-- Start --

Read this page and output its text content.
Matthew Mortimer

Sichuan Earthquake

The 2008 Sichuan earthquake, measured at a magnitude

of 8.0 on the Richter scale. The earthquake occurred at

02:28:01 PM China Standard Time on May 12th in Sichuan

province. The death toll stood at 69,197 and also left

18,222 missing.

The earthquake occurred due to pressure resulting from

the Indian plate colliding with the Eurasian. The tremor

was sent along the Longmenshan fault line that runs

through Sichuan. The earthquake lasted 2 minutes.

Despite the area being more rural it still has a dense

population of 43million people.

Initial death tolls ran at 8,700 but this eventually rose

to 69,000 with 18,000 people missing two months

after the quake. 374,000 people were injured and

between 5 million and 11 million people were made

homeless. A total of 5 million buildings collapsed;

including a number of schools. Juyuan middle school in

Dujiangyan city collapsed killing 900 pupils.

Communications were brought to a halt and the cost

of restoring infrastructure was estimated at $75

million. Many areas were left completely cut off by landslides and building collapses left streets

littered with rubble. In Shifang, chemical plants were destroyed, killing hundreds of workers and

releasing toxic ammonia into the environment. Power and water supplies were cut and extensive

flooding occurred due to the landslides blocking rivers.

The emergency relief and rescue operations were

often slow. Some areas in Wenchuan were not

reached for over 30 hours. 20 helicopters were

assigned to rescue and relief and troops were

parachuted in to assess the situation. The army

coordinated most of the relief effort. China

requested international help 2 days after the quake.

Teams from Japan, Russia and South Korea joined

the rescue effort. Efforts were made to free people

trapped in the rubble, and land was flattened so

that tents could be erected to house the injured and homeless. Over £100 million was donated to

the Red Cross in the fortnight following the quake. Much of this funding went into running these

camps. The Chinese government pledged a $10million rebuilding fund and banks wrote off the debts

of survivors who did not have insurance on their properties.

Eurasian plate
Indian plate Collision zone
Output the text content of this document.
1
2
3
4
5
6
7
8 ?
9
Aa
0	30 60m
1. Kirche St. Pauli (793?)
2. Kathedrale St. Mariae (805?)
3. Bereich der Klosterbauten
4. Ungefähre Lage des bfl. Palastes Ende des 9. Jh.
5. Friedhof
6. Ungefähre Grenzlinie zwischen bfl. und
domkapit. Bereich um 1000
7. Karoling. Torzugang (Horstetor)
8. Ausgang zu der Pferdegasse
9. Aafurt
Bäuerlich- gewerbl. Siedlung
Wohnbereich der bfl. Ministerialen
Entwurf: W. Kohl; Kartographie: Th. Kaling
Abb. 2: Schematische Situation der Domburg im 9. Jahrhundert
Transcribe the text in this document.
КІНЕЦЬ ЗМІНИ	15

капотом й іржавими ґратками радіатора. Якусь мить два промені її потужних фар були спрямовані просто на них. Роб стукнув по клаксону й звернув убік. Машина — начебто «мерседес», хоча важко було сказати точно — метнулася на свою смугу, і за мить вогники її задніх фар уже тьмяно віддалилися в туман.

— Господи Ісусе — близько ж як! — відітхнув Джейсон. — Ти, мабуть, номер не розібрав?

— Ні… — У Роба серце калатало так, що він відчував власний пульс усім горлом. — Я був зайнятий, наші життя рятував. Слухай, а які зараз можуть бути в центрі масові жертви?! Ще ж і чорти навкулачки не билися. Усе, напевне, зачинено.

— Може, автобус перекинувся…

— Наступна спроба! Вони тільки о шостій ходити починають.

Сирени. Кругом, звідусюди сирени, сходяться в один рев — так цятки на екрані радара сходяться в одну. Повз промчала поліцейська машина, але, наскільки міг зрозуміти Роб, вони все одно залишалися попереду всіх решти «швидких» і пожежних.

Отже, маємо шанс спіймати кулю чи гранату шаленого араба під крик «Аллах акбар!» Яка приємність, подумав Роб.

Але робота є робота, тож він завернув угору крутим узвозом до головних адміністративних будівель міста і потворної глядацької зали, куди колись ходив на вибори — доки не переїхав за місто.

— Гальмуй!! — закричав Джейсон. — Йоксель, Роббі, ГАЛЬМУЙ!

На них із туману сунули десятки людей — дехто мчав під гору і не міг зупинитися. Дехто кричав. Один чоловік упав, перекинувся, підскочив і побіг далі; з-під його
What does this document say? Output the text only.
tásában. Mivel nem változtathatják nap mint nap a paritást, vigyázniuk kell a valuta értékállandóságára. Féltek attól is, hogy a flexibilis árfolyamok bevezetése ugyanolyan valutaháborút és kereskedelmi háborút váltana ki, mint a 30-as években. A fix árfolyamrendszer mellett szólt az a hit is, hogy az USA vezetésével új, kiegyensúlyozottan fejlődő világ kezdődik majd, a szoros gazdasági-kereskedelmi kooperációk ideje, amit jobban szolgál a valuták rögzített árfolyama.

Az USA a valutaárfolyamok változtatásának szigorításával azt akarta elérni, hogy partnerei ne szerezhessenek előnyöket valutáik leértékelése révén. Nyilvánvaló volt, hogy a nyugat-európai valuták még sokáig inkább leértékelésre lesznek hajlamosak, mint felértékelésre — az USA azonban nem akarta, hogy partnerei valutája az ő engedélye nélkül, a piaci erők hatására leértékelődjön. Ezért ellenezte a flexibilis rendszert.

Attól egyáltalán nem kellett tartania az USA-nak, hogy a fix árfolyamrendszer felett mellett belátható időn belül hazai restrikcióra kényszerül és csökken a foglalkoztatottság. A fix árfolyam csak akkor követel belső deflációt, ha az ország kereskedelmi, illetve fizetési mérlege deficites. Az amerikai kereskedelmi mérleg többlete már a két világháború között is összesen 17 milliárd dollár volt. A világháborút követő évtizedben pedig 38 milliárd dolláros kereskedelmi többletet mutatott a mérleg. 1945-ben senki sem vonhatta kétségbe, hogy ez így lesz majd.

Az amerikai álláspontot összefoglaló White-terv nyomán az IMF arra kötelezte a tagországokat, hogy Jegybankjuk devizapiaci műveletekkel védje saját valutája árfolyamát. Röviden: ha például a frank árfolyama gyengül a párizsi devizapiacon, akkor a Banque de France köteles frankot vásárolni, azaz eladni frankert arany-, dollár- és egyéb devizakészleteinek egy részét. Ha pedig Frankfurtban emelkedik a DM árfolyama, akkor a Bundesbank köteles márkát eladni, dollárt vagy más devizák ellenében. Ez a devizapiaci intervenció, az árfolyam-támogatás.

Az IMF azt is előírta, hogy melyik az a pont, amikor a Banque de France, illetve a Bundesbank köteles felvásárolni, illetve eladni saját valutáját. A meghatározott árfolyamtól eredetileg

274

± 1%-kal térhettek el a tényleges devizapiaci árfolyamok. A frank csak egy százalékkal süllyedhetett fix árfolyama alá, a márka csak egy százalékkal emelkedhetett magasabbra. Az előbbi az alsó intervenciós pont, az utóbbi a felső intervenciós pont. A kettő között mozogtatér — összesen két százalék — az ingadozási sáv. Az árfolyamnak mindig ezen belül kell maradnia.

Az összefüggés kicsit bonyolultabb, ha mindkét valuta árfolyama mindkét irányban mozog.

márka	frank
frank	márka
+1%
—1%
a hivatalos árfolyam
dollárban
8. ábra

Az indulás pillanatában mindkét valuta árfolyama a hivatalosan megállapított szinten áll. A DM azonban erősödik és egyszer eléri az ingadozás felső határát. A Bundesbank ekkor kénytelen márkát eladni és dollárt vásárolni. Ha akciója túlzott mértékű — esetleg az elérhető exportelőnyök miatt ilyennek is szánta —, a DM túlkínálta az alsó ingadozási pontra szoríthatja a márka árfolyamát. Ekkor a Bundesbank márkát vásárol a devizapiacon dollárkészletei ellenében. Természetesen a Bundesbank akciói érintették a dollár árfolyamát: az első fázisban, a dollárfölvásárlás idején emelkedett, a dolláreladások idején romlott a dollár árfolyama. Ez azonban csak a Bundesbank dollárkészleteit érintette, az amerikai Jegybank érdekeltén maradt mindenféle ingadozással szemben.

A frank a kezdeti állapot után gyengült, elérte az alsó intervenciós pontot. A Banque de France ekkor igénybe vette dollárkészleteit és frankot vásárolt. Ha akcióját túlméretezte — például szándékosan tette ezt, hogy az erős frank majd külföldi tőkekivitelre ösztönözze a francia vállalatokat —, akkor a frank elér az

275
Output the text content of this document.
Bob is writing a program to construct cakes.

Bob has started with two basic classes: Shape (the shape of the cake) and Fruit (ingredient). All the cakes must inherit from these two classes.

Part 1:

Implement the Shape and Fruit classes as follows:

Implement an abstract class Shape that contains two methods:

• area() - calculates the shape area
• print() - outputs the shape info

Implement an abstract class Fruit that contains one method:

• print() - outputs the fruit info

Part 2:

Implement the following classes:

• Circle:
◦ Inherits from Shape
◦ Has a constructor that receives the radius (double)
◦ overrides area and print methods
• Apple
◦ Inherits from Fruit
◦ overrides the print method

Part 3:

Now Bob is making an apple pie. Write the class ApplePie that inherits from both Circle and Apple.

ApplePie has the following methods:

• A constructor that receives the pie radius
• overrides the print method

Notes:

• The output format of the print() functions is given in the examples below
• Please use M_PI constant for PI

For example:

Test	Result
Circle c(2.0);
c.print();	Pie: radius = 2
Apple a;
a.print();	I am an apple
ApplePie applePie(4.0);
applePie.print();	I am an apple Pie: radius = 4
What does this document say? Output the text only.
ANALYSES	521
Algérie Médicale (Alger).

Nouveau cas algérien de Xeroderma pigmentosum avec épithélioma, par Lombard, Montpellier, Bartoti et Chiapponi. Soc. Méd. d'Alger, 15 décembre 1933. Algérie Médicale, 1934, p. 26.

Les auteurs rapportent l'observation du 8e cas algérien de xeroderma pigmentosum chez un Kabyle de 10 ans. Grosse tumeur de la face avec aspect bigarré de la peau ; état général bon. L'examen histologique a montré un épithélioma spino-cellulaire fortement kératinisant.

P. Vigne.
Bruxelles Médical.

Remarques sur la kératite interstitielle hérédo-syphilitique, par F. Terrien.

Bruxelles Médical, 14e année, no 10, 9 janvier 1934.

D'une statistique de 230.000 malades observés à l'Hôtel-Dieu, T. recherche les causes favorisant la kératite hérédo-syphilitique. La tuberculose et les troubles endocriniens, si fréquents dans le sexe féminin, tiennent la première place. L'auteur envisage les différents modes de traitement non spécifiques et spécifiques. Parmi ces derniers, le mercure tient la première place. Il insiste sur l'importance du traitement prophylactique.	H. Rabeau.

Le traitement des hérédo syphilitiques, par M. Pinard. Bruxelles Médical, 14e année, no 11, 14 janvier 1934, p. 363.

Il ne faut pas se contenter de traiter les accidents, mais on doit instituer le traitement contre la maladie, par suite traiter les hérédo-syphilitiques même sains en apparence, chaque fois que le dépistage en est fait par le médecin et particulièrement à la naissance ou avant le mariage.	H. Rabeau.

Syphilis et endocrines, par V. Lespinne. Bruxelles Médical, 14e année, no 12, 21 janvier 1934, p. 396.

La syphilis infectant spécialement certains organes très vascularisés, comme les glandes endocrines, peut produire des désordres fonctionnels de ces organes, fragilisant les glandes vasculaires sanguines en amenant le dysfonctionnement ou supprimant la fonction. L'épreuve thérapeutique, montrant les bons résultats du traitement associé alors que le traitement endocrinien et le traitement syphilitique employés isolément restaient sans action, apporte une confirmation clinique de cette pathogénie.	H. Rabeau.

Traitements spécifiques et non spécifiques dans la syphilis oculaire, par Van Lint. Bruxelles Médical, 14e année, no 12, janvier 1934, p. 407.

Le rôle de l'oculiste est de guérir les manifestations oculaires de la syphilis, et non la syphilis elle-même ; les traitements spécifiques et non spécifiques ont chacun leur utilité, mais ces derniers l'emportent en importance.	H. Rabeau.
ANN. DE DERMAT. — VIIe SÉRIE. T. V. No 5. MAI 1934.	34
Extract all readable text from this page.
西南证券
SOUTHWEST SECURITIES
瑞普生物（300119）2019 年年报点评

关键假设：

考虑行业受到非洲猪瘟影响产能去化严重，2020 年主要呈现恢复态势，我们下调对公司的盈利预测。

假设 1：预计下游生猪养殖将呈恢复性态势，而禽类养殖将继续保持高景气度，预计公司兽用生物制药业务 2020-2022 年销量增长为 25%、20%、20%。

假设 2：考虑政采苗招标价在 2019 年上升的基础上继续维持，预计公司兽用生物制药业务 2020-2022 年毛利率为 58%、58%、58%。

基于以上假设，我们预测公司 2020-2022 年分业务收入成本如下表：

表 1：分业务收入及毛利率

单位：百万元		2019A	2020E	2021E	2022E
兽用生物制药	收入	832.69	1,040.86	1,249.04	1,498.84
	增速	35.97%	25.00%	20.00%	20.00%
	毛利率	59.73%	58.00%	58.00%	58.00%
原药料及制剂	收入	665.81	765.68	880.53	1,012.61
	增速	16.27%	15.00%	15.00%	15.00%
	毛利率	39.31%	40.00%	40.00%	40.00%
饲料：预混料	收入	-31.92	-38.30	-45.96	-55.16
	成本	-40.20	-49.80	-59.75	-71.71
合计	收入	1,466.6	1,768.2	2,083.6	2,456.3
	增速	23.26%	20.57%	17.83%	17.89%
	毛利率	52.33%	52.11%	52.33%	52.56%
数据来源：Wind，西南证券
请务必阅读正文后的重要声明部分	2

-- End --

• [The task]:
Extract each line from the entries above that contains the string "árfolyamát".

• [The solution]:
Az amerikai álláspontot összefoglaló White-terv nyomán az IMF arra kötelezte a tagországokat, hogy Jegybankjuk devizapiaci műveletekkel védje saját valutája árfolyamát. Röviden: ha például a frank árfolyama gyengül a párizsi devizapiacon, akkor a Banque de France köteles frankot vásárolni, azaz eladni frankert arany-, dollár- és egyéb devizakészleteinek egy részét. Ha pedig Frankfurtban emelkedik a DM árfolyama, akkor a Bundesbank köteles márkát eladni, dollárt vagy más devizák ellenében. Ez a devizapiaci intervenció, az árfolyam-támogatás.
Az indulás pillanatában mindkét valuta árfolyama a hivatalosan megállapított szinten áll. A DM azonban erősödik és egyszer eléri az ingadozás felső határát. A Bundesbank ekkor kénytelen márkát eladni és dollárt vásárolni. Ha akciója túlzott mértékű — esetleg az elérhető exportelőnyök miatt ilyennek is szánta —, a DM túlkínálta az alsó ingadozási pontra szoríthatja a márka árfolyamát. Ekkor a Bundesbank márkát vásárol a devizapiacon dollárkészletei ellenében. Természetesen a Bundesbank akciói érintették a dollár árfolyamát: az első fázisban, a dollárfölvásárlás idején emelkedett, a dolláreladások idején romlott a dollár árfolyama. Ez azonban csak a Bundesbank dollárkészleteit érintette, az amerikai Jegybank érdekeltén maradt mindenféle ingadozással szemben.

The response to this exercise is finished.